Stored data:
....

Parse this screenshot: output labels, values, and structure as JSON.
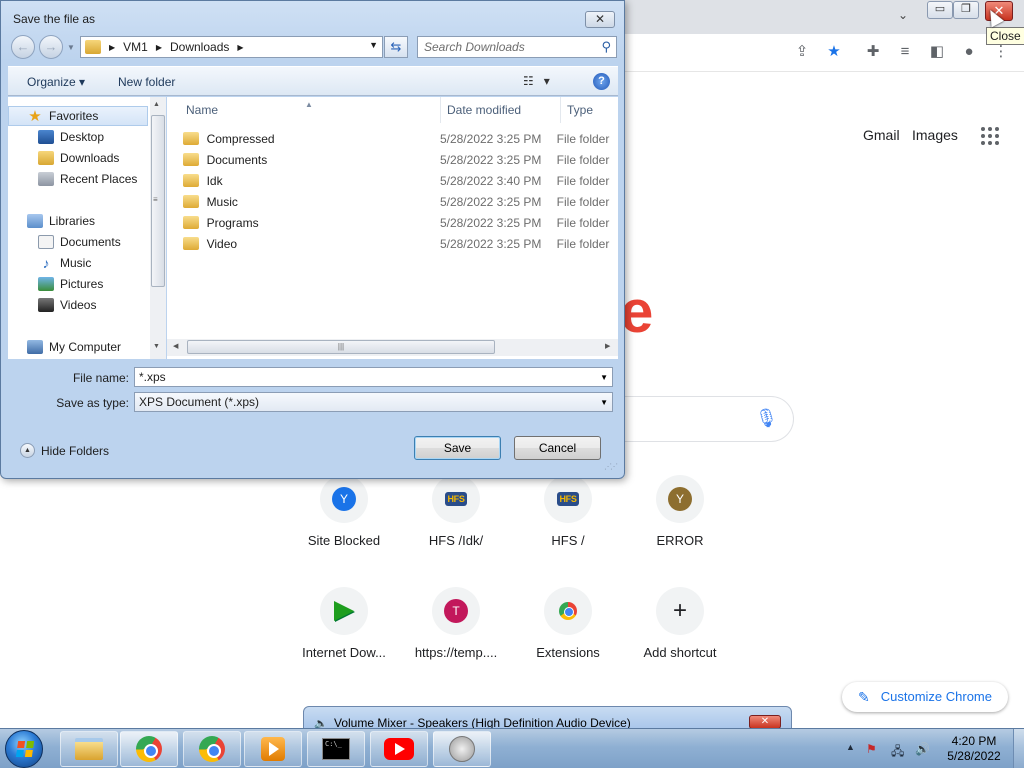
{
  "chrome": {
    "window_controls": {
      "minimize": "▭",
      "restore": "❐",
      "close": "✕"
    },
    "tooltip": "Close",
    "top_links": {
      "gmail": "Gmail",
      "images": "Images"
    },
    "shortcuts": [
      {
        "label": "Site Blocked",
        "icon": "avatar-Y",
        "letter": "Y",
        "color": "#1a73e8"
      },
      {
        "label": "HFS /Idk/",
        "icon": "hfs-icon",
        "badge": "HFS"
      },
      {
        "label": "HFS /",
        "icon": "hfs-icon",
        "badge": "HFS"
      },
      {
        "label": "ERROR",
        "icon": "avatar-Y",
        "letter": "Y",
        "color": "#8d6e2f"
      },
      {
        "label": "Internet Dow...",
        "icon": "play-arrow-icon"
      },
      {
        "label": "https://temp....",
        "icon": "avatar-T",
        "letter": "T",
        "color": "#c2185b"
      },
      {
        "label": "Extensions",
        "icon": "chrome-icon"
      },
      {
        "label": "Add shortcut",
        "icon": "plus-icon",
        "symbol": "+"
      }
    ],
    "customize_label": "Customize Chrome",
    "colors": {
      "accent": "#1a73e8",
      "logo_red": "#ea4335"
    }
  },
  "volume_mixer": {
    "title": "Volume Mixer - Speakers (High Definition Audio Device)",
    "close": "✕"
  },
  "dialog": {
    "title": "Save the file as",
    "close": "✕",
    "breadcrumb": [
      "VM1",
      "Downloads"
    ],
    "search_placeholder": "Search Downloads",
    "organize_label": "Organize ▾",
    "new_folder_label": "New folder",
    "help": "?",
    "nav": {
      "favorites_header": "Favorites",
      "favorites": [
        "Desktop",
        "Downloads",
        "Recent Places"
      ],
      "libraries_header": "Libraries",
      "libraries": [
        "Documents",
        "Music",
        "Pictures",
        "Videos"
      ],
      "computer": "My Computer"
    },
    "columns": {
      "name": "Name",
      "date": "Date modified",
      "type": "Type"
    },
    "files": [
      {
        "name": "Compressed",
        "date": "5/28/2022 3:25 PM",
        "type": "File folder"
      },
      {
        "name": "Documents",
        "date": "5/28/2022 3:25 PM",
        "type": "File folder"
      },
      {
        "name": "Idk",
        "date": "5/28/2022 3:40 PM",
        "type": "File folder"
      },
      {
        "name": "Music",
        "date": "5/28/2022 3:25 PM",
        "type": "File folder"
      },
      {
        "name": "Programs",
        "date": "5/28/2022 3:25 PM",
        "type": "File folder"
      },
      {
        "name": "Video",
        "date": "5/28/2022 3:25 PM",
        "type": "File folder"
      }
    ],
    "file_name_label": "File name:",
    "file_name_value": "*.xps",
    "save_type_label": "Save as type:",
    "save_type_value": "XPS Document (*.xps)",
    "hide_folders_label": "Hide Folders",
    "save_label": "Save",
    "cancel_label": "Cancel"
  },
  "taskbar": {
    "clock_time": "4:20 PM",
    "clock_date": "5/28/2022",
    "cmd_text": "C:\\_"
  }
}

....

_SET EXERCISE_. Repeat the preceding records precisely, and leave every picture out of the copy.

_PROBLEM SOLUTION_.
Parse this screenshot: output labels, values, and structure as JSON.
{
  "chrome": {
    "window_controls": {
      "minimize": "▭",
      "restore": "❐",
      "close": "✕"
    },
    "tooltip": "Close",
    "top_links": {
      "gmail": "Gmail",
      "images": "Images"
    },
    "shortcuts": [
      {
        "label": "Site Blocked",
        "icon": "avatar-Y",
        "letter": "Y",
        "color": "#1a73e8"
      },
      {
        "label": "HFS /Idk/",
        "icon": "hfs-icon",
        "badge": "HFS"
      },
      {
        "label": "HFS /",
        "icon": "hfs-icon",
        "badge": "HFS"
      },
      {
        "label": "ERROR",
        "icon": "avatar-Y",
        "letter": "Y",
        "color": "#8d6e2f"
      },
      {
        "label": "Internet Dow...",
        "icon": "play-arrow-icon"
      },
      {
        "label": "https://temp....",
        "icon": "avatar-T",
        "letter": "T",
        "color": "#c2185b"
      },
      {
        "label": "Extensions",
        "icon": "chrome-icon"
      },
      {
        "label": "Add shortcut",
        "icon": "plus-icon",
        "symbol": "+"
      }
    ],
    "customize_label": "Customize Chrome",
    "colors": {
      "accent": "#1a73e8",
      "logo_red": "#ea4335"
    }
  },
  "volume_mixer": {
    "title": "Volume Mixer - Speakers (High Definition Audio Device)",
    "close": "✕"
  },
  "dialog": {
    "title": "Save the file as",
    "close": "✕",
    "breadcrumb": [
      "VM1",
      "Downloads"
    ],
    "search_placeholder": "Search Downloads",
    "organize_label": "Organize ▾",
    "new_folder_label": "New folder",
    "help": "?",
    "nav": {
      "favorites_header": "Favorites",
      "favorites": [
        "Desktop",
        "Downloads",
        "Recent Places"
      ],
      "libraries_header": "Libraries",
      "libraries": [
        "Documents",
        "Music",
        "Pictures",
        "Videos"
      ],
      "computer": "My Computer"
    },
    "columns": {
      "name": "Name",
      "date": "Date modified",
      "type": "Type"
    },
    "files": [
      {
        "name": "Compressed",
        "date": "5/28/2022 3:25 PM",
        "type": "File folder"
      },
      {
        "name": "Documents",
        "date": "5/28/2022 3:25 PM",
        "type": "File folder"
      },
      {
        "name": "Idk",
        "date": "5/28/2022 3:40 PM",
        "type": "File folder"
      },
      {
        "name": "Music",
        "date": "5/28/2022 3:25 PM",
        "type": "File folder"
      },
      {
        "name": "Programs",
        "date": "5/28/2022 3:25 PM",
        "type": "File folder"
      },
      {
        "name": "Video",
        "date": "5/28/2022 3:25 PM",
        "type": "File folder"
      }
    ],
    "file_name_label": "File name:",
    "file_name_value": "*.xps",
    "save_type_label": "Save as type:",
    "save_type_value": "XPS Document (*.xps)",
    "hide_folders_label": "Hide Folders",
    "save_label": "Save",
    "cancel_label": "Cancel"
  },
  "taskbar": {
    "clock_time": "4:20 PM",
    "clock_date": "5/28/2022",
    "cmd_text": "C:\\_"
  }
}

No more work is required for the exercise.